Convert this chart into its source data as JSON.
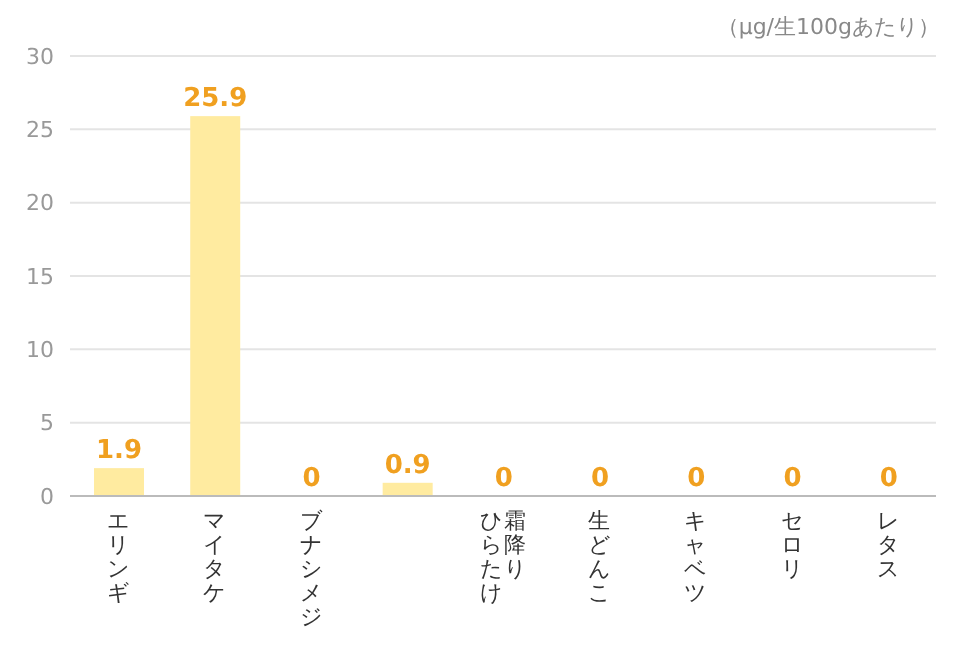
{
  "chart_data": {
    "type": "bar",
    "annotations": [
      "（μg/生100gあたり）"
    ],
    "categories": [
      "エリンギ",
      "マイタケ",
      "ブナシメジ",
      null,
      "霜降りひらたけ",
      "生どんこ",
      "キャベツ",
      "セロリ",
      "レタス"
    ],
    "values": [
      1.9,
      25.9,
      0,
      0.9,
      0,
      0,
      0,
      0,
      0
    ],
    "color": "#ffeba0",
    "data_labels": true,
    "ylim": [
      0,
      30
    ],
    "yticks": [
      0,
      5,
      10,
      15,
      20,
      25,
      30
    ],
    "grid": "y"
  }
}
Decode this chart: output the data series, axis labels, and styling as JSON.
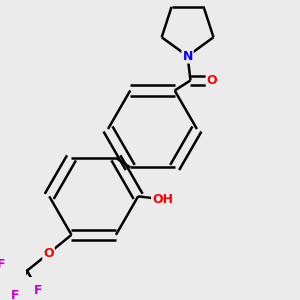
{
  "background_color": "#ebebeb",
  "bond_color": "#000000",
  "atom_colors": {
    "N": "#0000ff",
    "O": "#ff0000",
    "F": "#cc00cc",
    "C": "#000000"
  },
  "bond_width": 1.8,
  "figsize": [
    3.0,
    3.0
  ],
  "dpi": 100
}
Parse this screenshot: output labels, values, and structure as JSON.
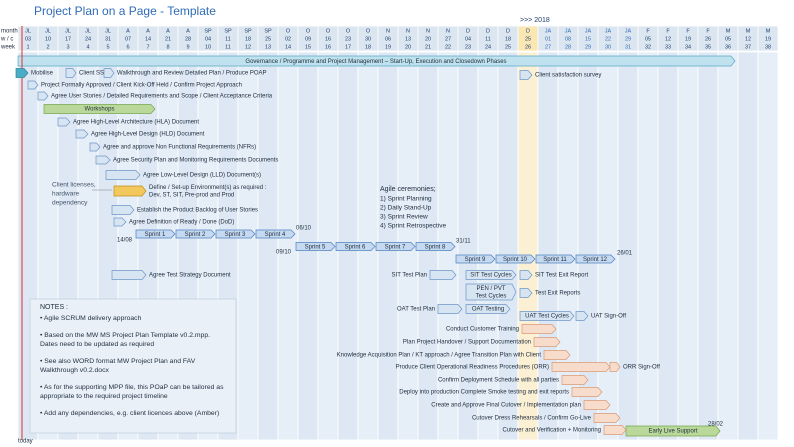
{
  "header": {
    "title": "Project Plan on a Page - Template",
    "year_marker": ">>> 2018",
    "row_labels": [
      "month",
      "w / c",
      "week"
    ]
  },
  "timeline": {
    "months": [
      "JL",
      "JL",
      "JL",
      "JL",
      "JL",
      "A",
      "A",
      "A",
      "A",
      "SP",
      "SP",
      "SP",
      "SP",
      "O",
      "O",
      "O",
      "O",
      "O",
      "N",
      "N",
      "N",
      "N",
      "D",
      "D",
      "D",
      "D",
      "JA",
      "JA",
      "JA",
      "JA",
      "JA",
      "F",
      "F",
      "F",
      "F",
      "M",
      "M",
      "M"
    ],
    "week_commencing": [
      "03",
      "10",
      "17",
      "24",
      "31",
      "07",
      "14",
      "21",
      "28",
      "04",
      "11",
      "18",
      "25",
      "02",
      "09",
      "16",
      "23",
      "30",
      "06",
      "13",
      "20",
      "27",
      "04",
      "11",
      "18",
      "25",
      "01",
      "08",
      "15",
      "22",
      "29",
      "05",
      "12",
      "19",
      "26",
      "05",
      "12",
      "19"
    ],
    "weeks": [
      1,
      2,
      3,
      4,
      5,
      6,
      7,
      8,
      9,
      10,
      11,
      12,
      13,
      14,
      15,
      16,
      17,
      18,
      19,
      20,
      21,
      22,
      23,
      24,
      25,
      26,
      27,
      28,
      29,
      30,
      31,
      32,
      33,
      34,
      35,
      36,
      37,
      38
    ]
  },
  "governance": "Governance / Programme and Project Management – Start-Up, Execution and Closedown Phases",
  "tasks": [
    {
      "label": [
        "Mobilise"
      ]
    },
    {
      "label": [
        "Client SS"
      ]
    },
    {
      "label": [
        "Walkthrough and Review Detailed Plan / Produce POAP"
      ]
    },
    {
      "label": [
        "Client satisfaction survey"
      ]
    },
    {
      "label": [
        "Project Formally Approved / Client Kick-Off Held / Confirm Project Approach"
      ]
    },
    {
      "label": [
        "Agree User Stories / Detailed Requirements and Scope / Client Acceptance Criteria"
      ]
    },
    {
      "label": [
        "Workshops"
      ]
    },
    {
      "label": [
        "Agree High-Level Architecture (HLA) Document"
      ]
    },
    {
      "label": [
        "Agree High-Level Design (HLD) Document"
      ]
    },
    {
      "label": [
        "Agree and approve Non Functional Requirements (NFRs)"
      ]
    },
    {
      "label": [
        "Agree Security Plan and Monitoring Requirements Documents"
      ]
    },
    {
      "label": [
        "Agree Low-Level Design (LLD) Document(s)"
      ]
    },
    {
      "label": [
        "Define / Set-up Environment(s) as required :",
        "Dev, ST, SIT, Pre-prod and Prod"
      ]
    },
    {
      "label": [
        "Establish the Product Backlog of User Stories"
      ]
    },
    {
      "label": [
        "Agree Definition of Ready / Done (DoD)"
      ]
    },
    {
      "label": [
        "Agree Test Strategy Document"
      ]
    },
    {
      "label": [
        "SIT Test Plan"
      ]
    },
    {
      "label": [
        "SIT Test Cycles"
      ]
    },
    {
      "label": [
        "SIT Test Exit Report"
      ]
    },
    {
      "label": [
        "PEN / PVT",
        "Test Cycles"
      ]
    },
    {
      "label": [
        "Test Exit Reports"
      ]
    },
    {
      "label": [
        "OAT Test Plan"
      ]
    },
    {
      "label": [
        "OAT Testing"
      ]
    },
    {
      "label": [
        "UAT Test Cycles"
      ]
    },
    {
      "label": [
        "UAT Sign-Off"
      ]
    },
    {
      "label": [
        "Conduct Customer Training"
      ]
    },
    {
      "label": [
        "Plan Project Handover / Support Documentation"
      ]
    },
    {
      "label": [
        "Knowledge Acquisition Plan / KT approach / Agree Transition Plan with Client"
      ]
    },
    {
      "label": [
        "Produce Client Operational Readiness Procedures (ORR)"
      ]
    },
    {
      "label": [
        "ORR Sign-Off"
      ]
    },
    {
      "label": [
        "Confirm Deployment Schedule with all parties"
      ]
    },
    {
      "label": [
        "Deploy into production Complete Smoke testing and exit reports"
      ]
    },
    {
      "label": [
        "Create and Approve Final Cutover / Implementation plan"
      ]
    },
    {
      "label": [
        "Cutover Dress Rehearsals / Confirm Go-Live"
      ]
    },
    {
      "label": [
        "Cutover and Verification + Monitoring"
      ]
    },
    {
      "label": [
        "Early Live Support"
      ]
    }
  ],
  "sprints": [
    "Sprint 1",
    "Sprint 2",
    "Sprint 3",
    "Sprint 4",
    "Sprint 5",
    "Sprint 6",
    "Sprint 7",
    "Sprint 8",
    "Sprint 9",
    "Sprint 10",
    "Sprint 11",
    "Sprint 12"
  ],
  "dates": [
    "14/08",
    "06/10",
    "09/10",
    "31/11",
    "26/01",
    "28/02"
  ],
  "agile": {
    "title": "Agile ceremonies;",
    "items": [
      "1)  Sprint Planning",
      "2)  Daily Stand-Up",
      "3)  Sprint Review",
      "4)  Sprint Retrospective"
    ]
  },
  "dependency_note": [
    "Client licenses,",
    "hardware",
    "dependency"
  ],
  "notes": {
    "title": "NOTES :",
    "items": [
      [
        "• Agile SCRUM delivery approach"
      ],
      [
        "• Based on the MW MS Project Plan Template v0.2.mpp.",
        "Dates need to be updated as required"
      ],
      [
        "• See also WORD format MW Project Plan and FAV",
        "Walkthrough v0.2.docx"
      ],
      [
        "• As for the supporting MPP file, this POaP can be tailored as",
        "appropriate to the required project timeline"
      ],
      [
        "• Add any dependencies, e.g. client licences above (Amber)"
      ]
    ]
  },
  "today": "today"
}
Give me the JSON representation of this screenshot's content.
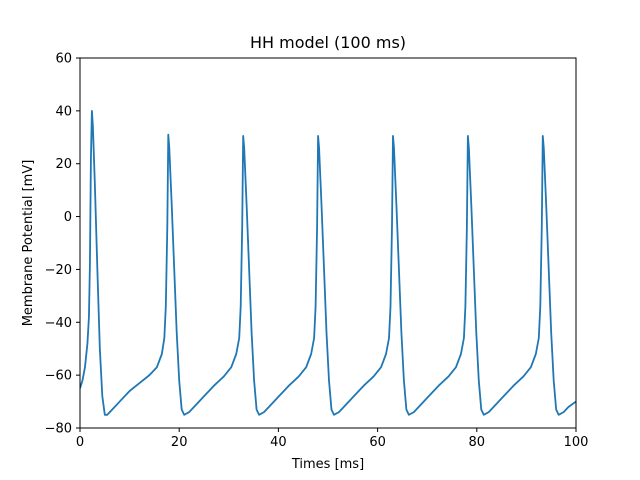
:::::
> _STATED TASK_: Copy every line of the data exactly as written, excluding the pictures.

> _RESPONSE FOR THIS EXERCISE_:
Convert this chart into its source data as JSON.
{
  "chart_data": {
    "type": "bar",
    "annotations": [
      "（μg/生100gあたり）"
    ],
    "categories": [
      "エリンギ",
      "マイタケ",
      "ブナシメジ",
      null,
      "霜降りひらたけ",
      "生どんこ",
      "キャベツ",
      "セロリ",
      "レタス"
    ],
    "values": [
      1.9,
      25.9,
      0,
      0.9,
      0,
      0,
      0,
      0,
      0
    ],
    "color": "#ffeba0",
    "data_labels": true,
    "ylim": [
      0,
      30
    ],
    "yticks": [
      0,
      5,
      10,
      15,
      20,
      25,
      30
    ],
    "grid": "y"
  }
}
Decode this chart: output the data series, axis labels, and styling as JSON.
{
  "background_color": "#ebebeb",
  "bond_color": "#000000",
  "atom_colors": {
    "N": "#0000ff",
    "O": "#ff0000",
    "F": "#cc00cc",
    "C": "#000000"
  },
  "bond_width": 1.8,
  "figsize": [
    3.0,
    3.0
  ],
  "dpi": 100
}
Parse this screenshot: output labels, values, and structure as JSON.
{
  "header": {
    "title": "Project Plan on a Page - Template",
    "year_marker": ">>> 2018",
    "row_labels": [
      "month",
      "w / c",
      "week"
    ]
  },
  "timeline": {
    "months": [
      "JL",
      "JL",
      "JL",
      "JL",
      "JL",
      "A",
      "A",
      "A",
      "A",
      "SP",
      "SP",
      "SP",
      "SP",
      "O",
      "O",
      "O",
      "O",
      "O",
      "N",
      "N",
      "N",
      "N",
      "D",
      "D",
      "D",
      "D",
      "JA",
      "JA",
      "JA",
      "JA",
      "JA",
      "F",
      "F",
      "F",
      "F",
      "M",
      "M",
      "M"
    ],
    "week_commencing": [
      "03",
      "10",
      "17",
      "24",
      "31",
      "07",
      "14",
      "21",
      "28",
      "04",
      "11",
      "18",
      "25",
      "02",
      "09",
      "16",
      "23",
      "30",
      "06",
      "13",
      "20",
      "27",
      "04",
      "11",
      "18",
      "25",
      "01",
      "08",
      "15",
      "22",
      "29",
      "05",
      "12",
      "19",
      "26",
      "05",
      "12",
      "19"
    ],
    "weeks": [
      1,
      2,
      3,
      4,
      5,
      6,
      7,
      8,
      9,
      10,
      11,
      12,
      13,
      14,
      15,
      16,
      17,
      18,
      19,
      20,
      21,
      22,
      23,
      24,
      25,
      26,
      27,
      28,
      29,
      30,
      31,
      32,
      33,
      34,
      35,
      36,
      37,
      38
    ]
  },
  "governance": "Governance / Programme and Project Management – Start-Up, Execution and Closedown Phases",
  "tasks": [
    {
      "label": [
        "Mobilise"
      ]
    },
    {
      "label": [
        "Client SS"
      ]
    },
    {
      "label": [
        "Walkthrough and Review Detailed Plan / Produce POAP"
      ]
    },
    {
      "label": [
        "Client satisfaction survey"
      ]
    },
    {
      "label": [
        "Project Formally Approved / Client Kick-Off Held / Confirm Project Approach"
      ]
    },
    {
      "label": [
        "Agree User Stories / Detailed Requirements and Scope / Client Acceptance Criteria"
      ]
    },
    {
      "label": [
        "Workshops"
      ]
    },
    {
      "label": [
        "Agree High-Level Architecture (HLA) Document"
      ]
    },
    {
      "label": [
        "Agree High-Level Design (HLD) Document"
      ]
    },
    {
      "label": [
        "Agree and approve Non Functional Requirements (NFRs)"
      ]
    },
    {
      "label": [
        "Agree Security Plan and Monitoring Requirements Documents"
      ]
    },
    {
      "label": [
        "Agree Low-Level Design (LLD) Document(s)"
      ]
    },
    {
      "label": [
        "Define / Set-up Environment(s) as required :",
        "Dev, ST, SIT, Pre-prod and Prod"
      ]
    },
    {
      "label": [
        "Establish the Product Backlog of User Stories"
      ]
    },
    {
      "label": [
        "Agree Definition of Ready / Done (DoD)"
      ]
    },
    {
      "label": [
        "Agree Test Strategy Document"
      ]
    },
    {
      "label": [
        "SIT Test Plan"
      ]
    },
    {
      "label": [
        "SIT Test Cycles"
      ]
    },
    {
      "label": [
        "SIT Test Exit Report"
      ]
    },
    {
      "label": [
        "PEN / PVT",
        "Test Cycles"
      ]
    },
    {
      "label": [
        "Test Exit Reports"
      ]
    },
    {
      "label": [
        "OAT Test Plan"
      ]
    },
    {
      "label": [
        "OAT Testing"
      ]
    },
    {
      "label": [
        "UAT Test Cycles"
      ]
    },
    {
      "label": [
        "UAT Sign-Off"
      ]
    },
    {
      "label": [
        "Conduct Customer Training"
      ]
    },
    {
      "label": [
        "Plan Project Handover / Support Documentation"
      ]
    },
    {
      "label": [
        "Knowledge Acquisition Plan / KT approach / Agree Transition Plan with Client"
      ]
    },
    {
      "label": [
        "Produce Client Operational Readiness Procedures (ORR)"
      ]
    },
    {
      "label": [
        "ORR Sign-Off"
      ]
    },
    {
      "label": [
        "Confirm Deployment Schedule with all parties"
      ]
    },
    {
      "label": [
        "Deploy into production Complete Smoke testing and exit reports"
      ]
    },
    {
      "label": [
        "Create and Approve Final Cutover / Implementation plan"
      ]
    },
    {
      "label": [
        "Cutover Dress Rehearsals / Confirm Go-Live"
      ]
    },
    {
      "label": [
        "Cutover and Verification + Monitoring"
      ]
    },
    {
      "label": [
        "Early Live Support"
      ]
    }
  ],
  "sprints": [
    "Sprint 1",
    "Sprint 2",
    "Sprint 3",
    "Sprint 4",
    "Sprint 5",
    "Sprint 6",
    "Sprint 7",
    "Sprint 8",
    "Sprint 9",
    "Sprint 10",
    "Sprint 11",
    "Sprint 12"
  ],
  "dates": [
    "14/08",
    "06/10",
    "09/10",
    "31/11",
    "26/01",
    "28/02"
  ],
  "agile": {
    "title": "Agile ceremonies;",
    "items": [
      "1)  Sprint Planning",
      "2)  Daily Stand-Up",
      "3)  Sprint Review",
      "4)  Sprint Retrospective"
    ]
  },
  "dependency_note": [
    "Client licenses,",
    "hardware",
    "dependency"
  ],
  "notes": {
    "title": "NOTES :",
    "items": [
      [
        "• Agile SCRUM delivery approach"
      ],
      [
        "• Based on the MW MS Project Plan Template v0.2.mpp.",
        "Dates need to be updated as required"
      ],
      [
        "• See also WORD format MW Project Plan and FAV",
        "Walkthrough v0.2.docx"
      ],
      [
        "• As for the supporting MPP file, this POaP can be tailored as",
        "appropriate to the required project timeline"
      ],
      [
        "• Add any dependencies, e.g. client licences above (Amber)"
      ]
    ]
  },
  "today": "today"
}
Give me the JSON representation of this screenshot's content.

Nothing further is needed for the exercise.